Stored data
* * *

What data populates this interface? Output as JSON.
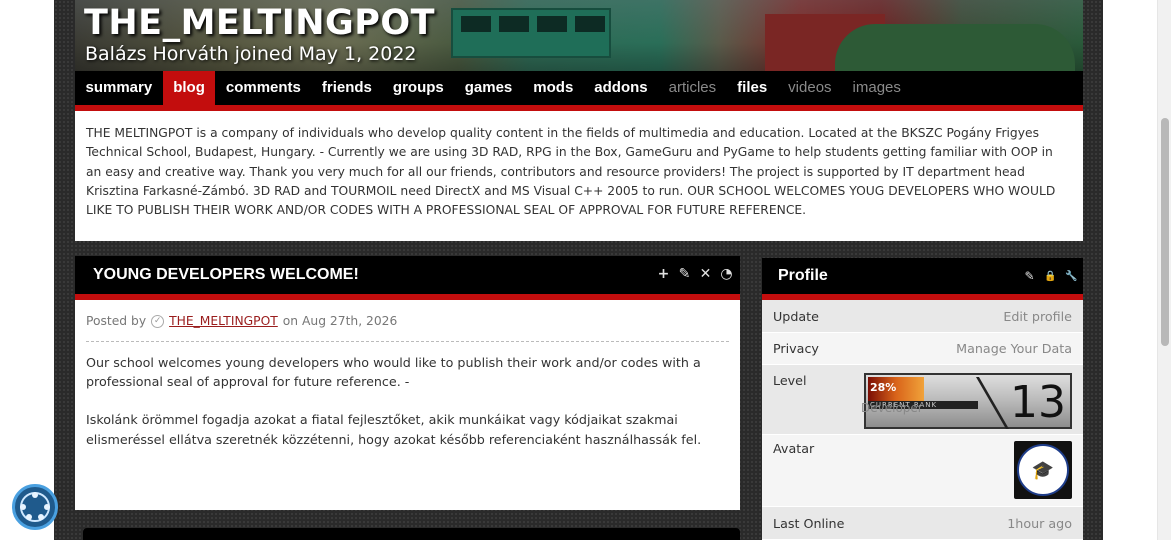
{
  "header": {
    "title": "THE_MELTINGPOT",
    "subtitle": "Balázs Horváth joined May 1, 2022"
  },
  "nav": {
    "tabs": [
      {
        "label": "summary",
        "state": "normal"
      },
      {
        "label": "blog",
        "state": "active"
      },
      {
        "label": "comments",
        "state": "normal"
      },
      {
        "label": "friends",
        "state": "normal"
      },
      {
        "label": "groups",
        "state": "normal"
      },
      {
        "label": "games",
        "state": "normal"
      },
      {
        "label": "mods",
        "state": "normal"
      },
      {
        "label": "addons",
        "state": "normal"
      },
      {
        "label": "articles",
        "state": "disabled"
      },
      {
        "label": "files",
        "state": "normal"
      },
      {
        "label": "videos",
        "state": "disabled"
      },
      {
        "label": "images",
        "state": "disabled"
      }
    ]
  },
  "intro": {
    "text": "THE MELTINGPOT is a company of individuals who develop quality content in the fields of multimedia and education. Located at the BKSZC Pogány Frigyes Technical School, Budapest, Hungary. - Currently we are using 3D RAD, RPG in the Box, GameGuru and PyGame to help students getting familiar with OOP in an easy and creative way. Thank you very much for all our friends, contributors and resource providers! The project is supported by IT department head Krisztina Farkasné-Zámbó. 3D RAD and TOURMOIL need DirectX and MS Visual C++ 2005 to run. OUR SCHOOL WELCOMES YOUG DEVELOPERS WHO WOULD LIKE TO PUBLISH THEIR WORK AND/OR CODES WITH A PROFESSIONAL SEAL OF APPROVAL FOR FUTURE REFERENCE."
  },
  "blog": {
    "title": "YOUNG DEVELOPERS WELCOME!",
    "posted_by": "Posted by",
    "author": "THE_MELTINGPOT",
    "date": "on Aug 27th, 2026",
    "para1": "Our school welcomes young developers who would like to publish their work and/or codes with a professional seal of approval for future reference. -",
    "para2": "Iskolánk örömmel fogadja azokat a fiatal fejlesztőket, akik munkáikat vagy kódjaikat szakmai elismeréssel ellátva szeretnék közzétenni, hogy azokat később referenciaként használhassák fel.",
    "tools": {
      "add": "+",
      "edit": "✎",
      "delete": "✕",
      "rss": "◔"
    }
  },
  "profile": {
    "title": "Profile",
    "tools": {
      "edit": "✎",
      "lock": "🔒",
      "wrench": "🔧"
    },
    "rows": {
      "update_label": "Update",
      "update_value": "Edit profile",
      "privacy_label": "Privacy",
      "privacy_value": "Manage Your Data",
      "level_label": "Level",
      "avatar_label": "Avatar",
      "last_online_label": "Last Online",
      "last_online_value": "1hour ago"
    },
    "level": {
      "percent": "28%",
      "progress": 0.28,
      "rank_text": "CURRENT RANK",
      "number": "13",
      "title": "Developer"
    }
  },
  "colors": {
    "accent_red": "#c30d0d",
    "link_red": "#9a1d1d",
    "chat_blue": "#1f5a8c"
  }
}
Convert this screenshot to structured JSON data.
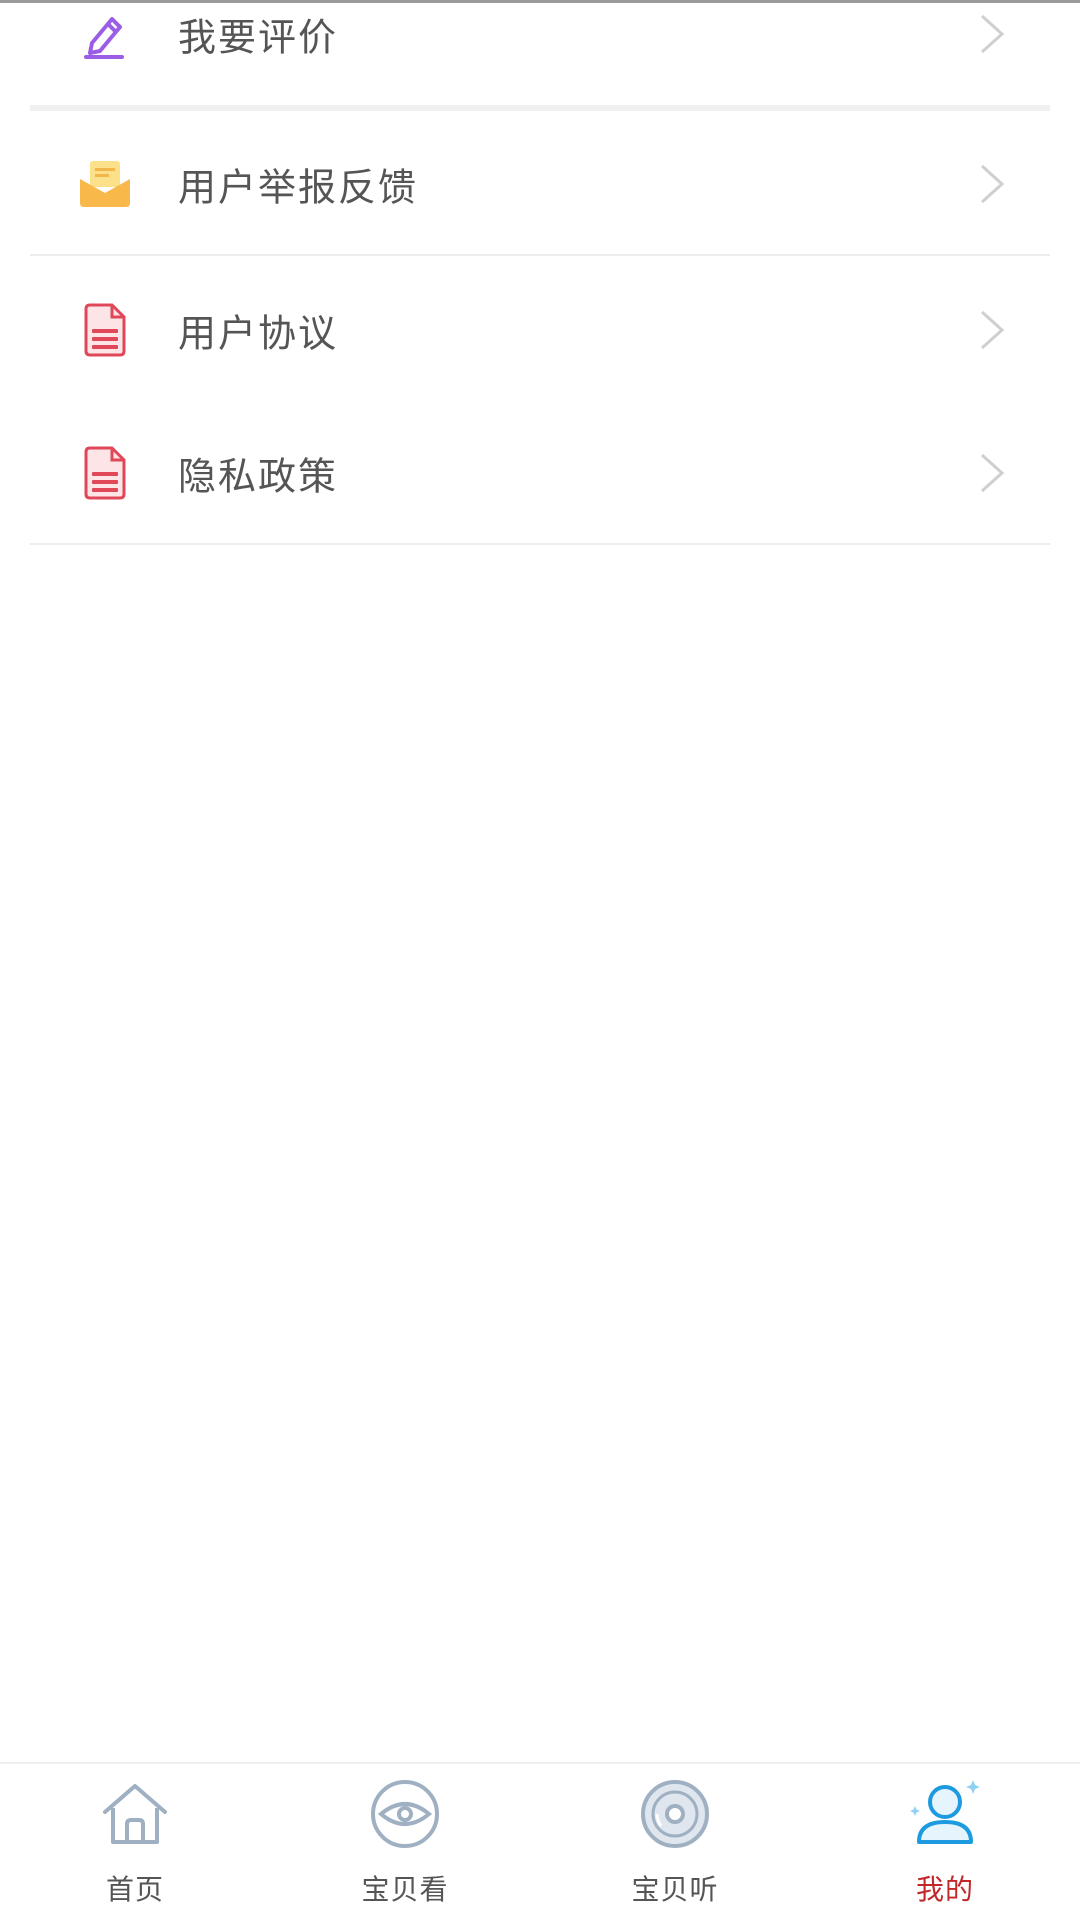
{
  "menu": {
    "items": [
      {
        "label": "我要评价",
        "icon": "pencil-edit-icon"
      },
      {
        "label": "用户举报反馈",
        "icon": "envelope-icon"
      },
      {
        "label": "用户协议",
        "icon": "document-icon"
      },
      {
        "label": "隐私政策",
        "icon": "document-icon"
      }
    ]
  },
  "tabbar": {
    "tabs": [
      {
        "label": "首页",
        "icon": "home-icon",
        "active": false
      },
      {
        "label": "宝贝看",
        "icon": "eye-icon",
        "active": false
      },
      {
        "label": "宝贝听",
        "icon": "disc-icon",
        "active": false
      },
      {
        "label": "我的",
        "icon": "user-icon",
        "active": true
      }
    ]
  },
  "colors": {
    "active_tab": "#c0282a",
    "label_text": "#555555",
    "pencil_icon": "#9b5de5",
    "envelope_icon": "#f9b84a",
    "document_icon": "#e0485a",
    "tab_icon": "#9fb0c2",
    "user_icon_active": "#1e9be0"
  }
}
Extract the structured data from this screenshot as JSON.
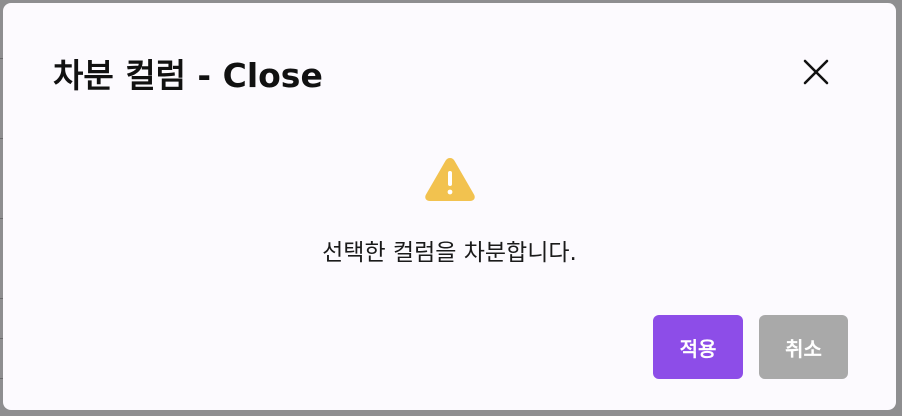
{
  "dialog": {
    "title": "차분 컬럼 - Close",
    "message": "선택한 컬럼을 차분합니다.",
    "close_icon": "close-icon",
    "warning_icon": "warning-triangle-icon",
    "apply_label": "적용",
    "cancel_label": "취소"
  },
  "colors": {
    "apply": "#8d4de8",
    "cancel": "#a9a9a9",
    "warning": "#f2c24f",
    "dialog_bg": "#fcfafe"
  }
}
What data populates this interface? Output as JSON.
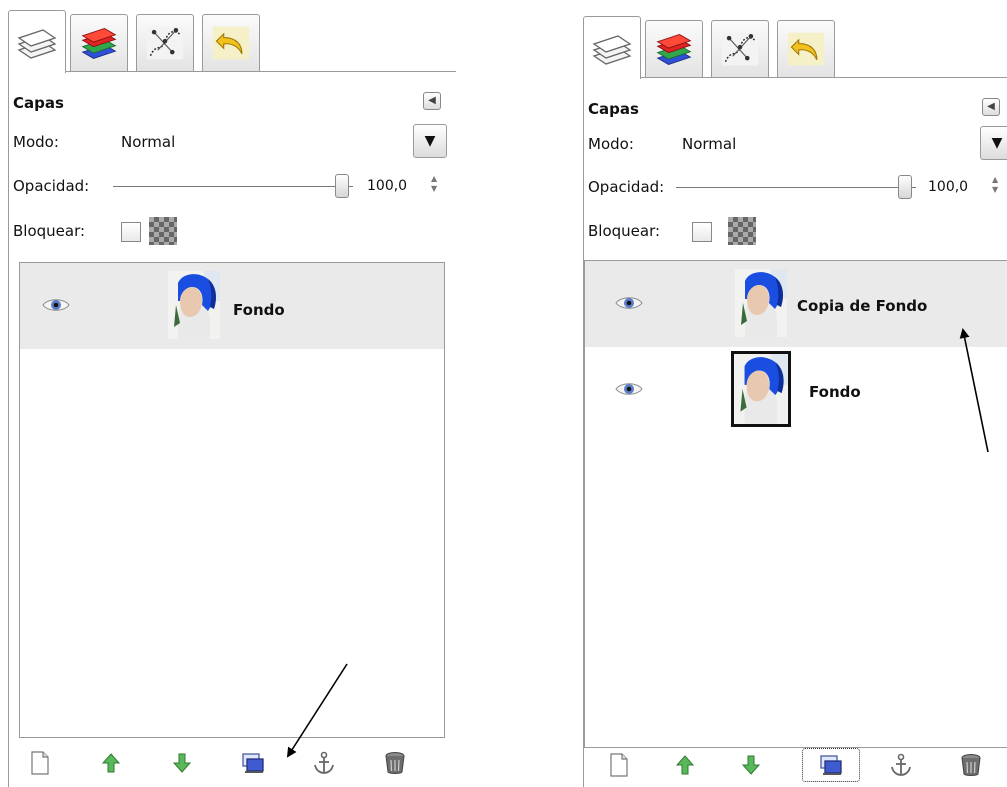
{
  "left_panel": {
    "tabs": [
      {
        "icon": "layers-icon"
      },
      {
        "icon": "channels-icon"
      },
      {
        "icon": "paths-icon"
      },
      {
        "icon": "undo-history-icon"
      }
    ],
    "title": "Capas",
    "mode_label": "Modo:",
    "mode_value": "Normal",
    "opacity_label": "Opacidad:",
    "opacity_value": "100,0",
    "lock_label": "Bloquear:",
    "layers": [
      {
        "name": "Fondo",
        "visible": true,
        "selected": true
      }
    ],
    "bottom_buttons": [
      {
        "icon": "new-layer-icon"
      },
      {
        "icon": "raise-layer-icon"
      },
      {
        "icon": "lower-layer-icon"
      },
      {
        "icon": "duplicate-layer-icon"
      },
      {
        "icon": "anchor-layer-icon"
      },
      {
        "icon": "delete-layer-icon"
      }
    ]
  },
  "right_panel": {
    "tabs": [
      {
        "icon": "layers-icon"
      },
      {
        "icon": "channels-icon"
      },
      {
        "icon": "paths-icon"
      },
      {
        "icon": "undo-history-icon"
      }
    ],
    "title": "Capas",
    "mode_label": "Modo:",
    "mode_value": "Normal",
    "opacity_label": "Opacidad:",
    "opacity_value": "100,0",
    "lock_label": "Bloquear:",
    "layers": [
      {
        "name": "Copia de Fondo",
        "visible": true,
        "selected": true
      },
      {
        "name": "Fondo",
        "visible": true,
        "selected": false
      }
    ],
    "bottom_buttons": [
      {
        "icon": "new-layer-icon"
      },
      {
        "icon": "raise-layer-icon"
      },
      {
        "icon": "lower-layer-icon"
      },
      {
        "icon": "duplicate-layer-icon"
      },
      {
        "icon": "anchor-layer-icon"
      },
      {
        "icon": "delete-layer-icon"
      }
    ]
  },
  "colors": {
    "selected_row": "#eaeaea",
    "border": "#9a9a9a",
    "arrow_up": "#4aa84a",
    "arrow_down": "#3f9d3f"
  }
}
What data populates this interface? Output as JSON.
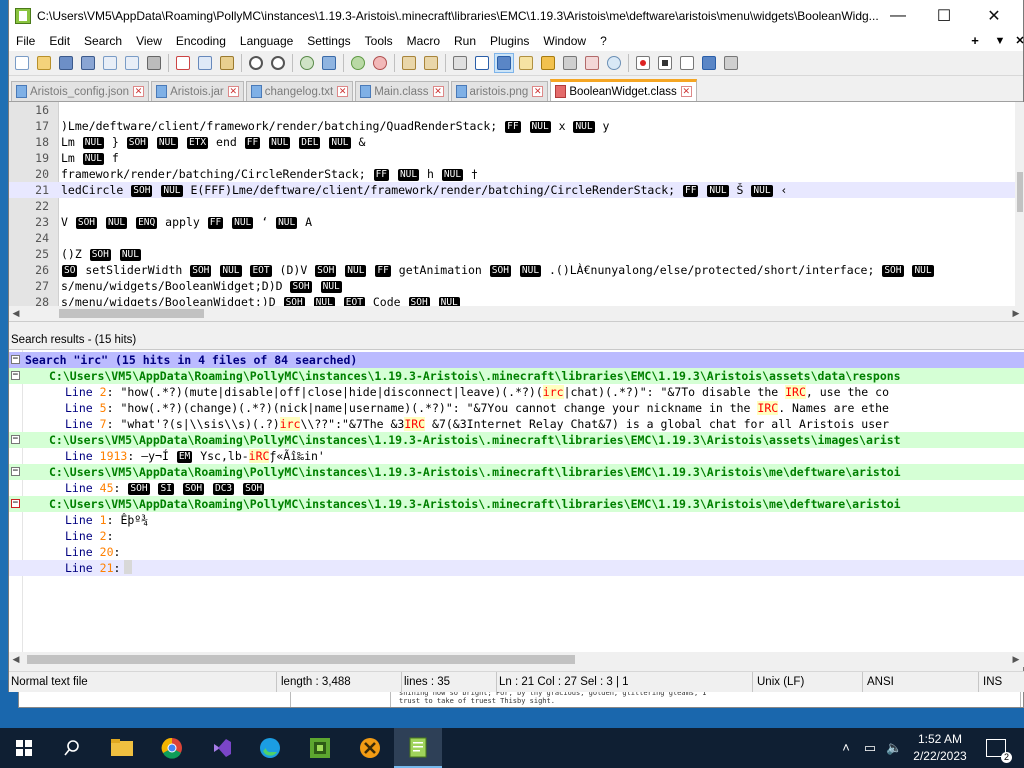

* * *

# [Goal]
Omit every picture while copying the listing above exactly.

# [Exercise output]
What data populates this interface? Output as JSON.
{
  "header": {
    "title": "THE_MELTINGPOT",
    "subtitle": "Balázs Horváth joined May 1, 2022"
  },
  "nav": {
    "tabs": [
      {
        "label": "summary",
        "state": "normal"
      },
      {
        "label": "blog",
        "state": "active"
      },
      {
        "label": "comments",
        "state": "normal"
      },
      {
        "label": "friends",
        "state": "normal"
      },
      {
        "label": "groups",
        "state": "normal"
      },
      {
        "label": "games",
        "state": "normal"
      },
      {
        "label": "mods",
        "state": "normal"
      },
      {
        "label": "addons",
        "state": "normal"
      },
      {
        "label": "articles",
        "state": "disabled"
      },
      {
        "label": "files",
        "state": "normal"
      },
      {
        "label": "videos",
        "state": "disabled"
      },
      {
        "label": "images",
        "state": "disabled"
      }
    ]
  },
  "intro": {
    "text": "THE MELTINGPOT is a company of individuals who develop quality content in the fields of multimedia and education. Located at the BKSZC Pogány Frigyes Technical School, Budapest, Hungary. - Currently we are using 3D RAD, RPG in the Box, GameGuru and PyGame to help students getting familiar with OOP in an easy and creative way. Thank you very much for all our friends, contributors and resource providers! The project is supported by IT department head Krisztina Farkasné-Zámbó. 3D RAD and TOURMOIL need DirectX and MS Visual C++ 2005 to run. OUR SCHOOL WELCOMES YOUG DEVELOPERS WHO WOULD LIKE TO PUBLISH THEIR WORK AND/OR CODES WITH A PROFESSIONAL SEAL OF APPROVAL FOR FUTURE REFERENCE."
  },
  "blog": {
    "title": "YOUNG DEVELOPERS WELCOME!",
    "posted_by": "Posted by",
    "author": "THE_MELTINGPOT",
    "date": "on Aug 27th, 2026",
    "para1": "Our school welcomes young developers who would like to publish their work and/or codes with a professional seal of approval for future reference. -",
    "para2": "Iskolánk örömmel fogadja azokat a fiatal fejlesztőket, akik munkáikat vagy kódjaikat szakmai elismeréssel ellátva szeretnék közzétenni, hogy azokat később referenciaként használhassák fel.",
    "tools": {
      "add": "+",
      "edit": "✎",
      "delete": "✕",
      "rss": "◔"
    }
  },
  "profile": {
    "title": "Profile",
    "tools": {
      "edit": "✎",
      "lock": "🔒",
      "wrench": "🔧"
    },
    "rows": {
      "update_label": "Update",
      "update_value": "Edit profile",
      "privacy_label": "Privacy",
      "privacy_value": "Manage Your Data",
      "level_label": "Level",
      "avatar_label": "Avatar",
      "last_online_label": "Last Online",
      "last_online_value": "1hour ago"
    },
    "level": {
      "percent": "28%",
      "progress": 0.28,
      "rank_text": "CURRENT RANK",
      "number": "13",
      "title": "Developer"
    }
  },
  "colors": {
    "accent_red": "#c30d0d",
    "link_red": "#9a1d1d",
    "chat_blue": "#1f5a8c"
  }
}
Convert this screenshot to structured JSON data.
{
  "menu": {
    "items": [
      {
        "label": "我要评价",
        "icon": "pencil-edit-icon"
      },
      {
        "label": "用户举报反馈",
        "icon": "envelope-icon"
      },
      {
        "label": "用户协议",
        "icon": "document-icon"
      },
      {
        "label": "隐私政策",
        "icon": "document-icon"
      }
    ]
  },
  "tabbar": {
    "tabs": [
      {
        "label": "首页",
        "icon": "home-icon",
        "active": false
      },
      {
        "label": "宝贝看",
        "icon": "eye-icon",
        "active": false
      },
      {
        "label": "宝贝听",
        "icon": "disc-icon",
        "active": false
      },
      {
        "label": "我的",
        "icon": "user-icon",
        "active": true
      }
    ]
  },
  "colors": {
    "active_tab": "#c0282a",
    "label_text": "#555555",
    "pencil_icon": "#9b5de5",
    "envelope_icon": "#f9b84a",
    "document_icon": "#e0485a",
    "tab_icon": "#9fb0c2",
    "user_icon_active": "#1e9be0"
  }
}
Extract the structured data from this screenshot as JSON.
{
  "dialog": {
    "title": "차분 컬럼 - Close",
    "message": "선택한 컬럼을 차분합니다.",
    "close_icon": "close-icon",
    "warning_icon": "warning-triangle-icon",
    "apply_label": "적용",
    "cancel_label": "취소"
  },
  "colors": {
    "apply": "#8d4de8",
    "cancel": "#a9a9a9",
    "warning": "#f2c24f",
    "dialog_bg": "#fcfafe"
  }
}
What data populates this interface? Output as JSON.
{
  "left_panel": {
    "tabs": [
      {
        "icon": "layers-icon"
      },
      {
        "icon": "channels-icon"
      },
      {
        "icon": "paths-icon"
      },
      {
        "icon": "undo-history-icon"
      }
    ],
    "title": "Capas",
    "mode_label": "Modo:",
    "mode_value": "Normal",
    "opacity_label": "Opacidad:",
    "opacity_value": "100,0",
    "lock_label": "Bloquear:",
    "layers": [
      {
        "name": "Fondo",
        "visible": true,
        "selected": true
      }
    ],
    "bottom_buttons": [
      {
        "icon": "new-layer-icon"
      },
      {
        "icon": "raise-layer-icon"
      },
      {
        "icon": "lower-layer-icon"
      },
      {
        "icon": "duplicate-layer-icon"
      },
      {
        "icon": "anchor-layer-icon"
      },
      {
        "icon": "delete-layer-icon"
      }
    ]
  },
  "right_panel": {
    "tabs": [
      {
        "icon": "layers-icon"
      },
      {
        "icon": "channels-icon"
      },
      {
        "icon": "paths-icon"
      },
      {
        "icon": "undo-history-icon"
      }
    ],
    "title": "Capas",
    "mode_label": "Modo:",
    "mode_value": "Normal",
    "opacity_label": "Opacidad:",
    "opacity_value": "100,0",
    "lock_label": "Bloquear:",
    "layers": [
      {
        "name": "Copia de Fondo",
        "visible": true,
        "selected": true
      },
      {
        "name": "Fondo",
        "visible": true,
        "selected": false
      }
    ],
    "bottom_buttons": [
      {
        "icon": "new-layer-icon"
      },
      {
        "icon": "raise-layer-icon"
      },
      {
        "icon": "lower-layer-icon"
      },
      {
        "icon": "duplicate-layer-icon"
      },
      {
        "icon": "anchor-layer-icon"
      },
      {
        "icon": "delete-layer-icon"
      }
    ]
  },
  "colors": {
    "selected_row": "#eaeaea",
    "border": "#9a9a9a",
    "arrow_up": "#4aa84a",
    "arrow_down": "#3f9d3f"
  }
}
What data populates this interface? Output as JSON.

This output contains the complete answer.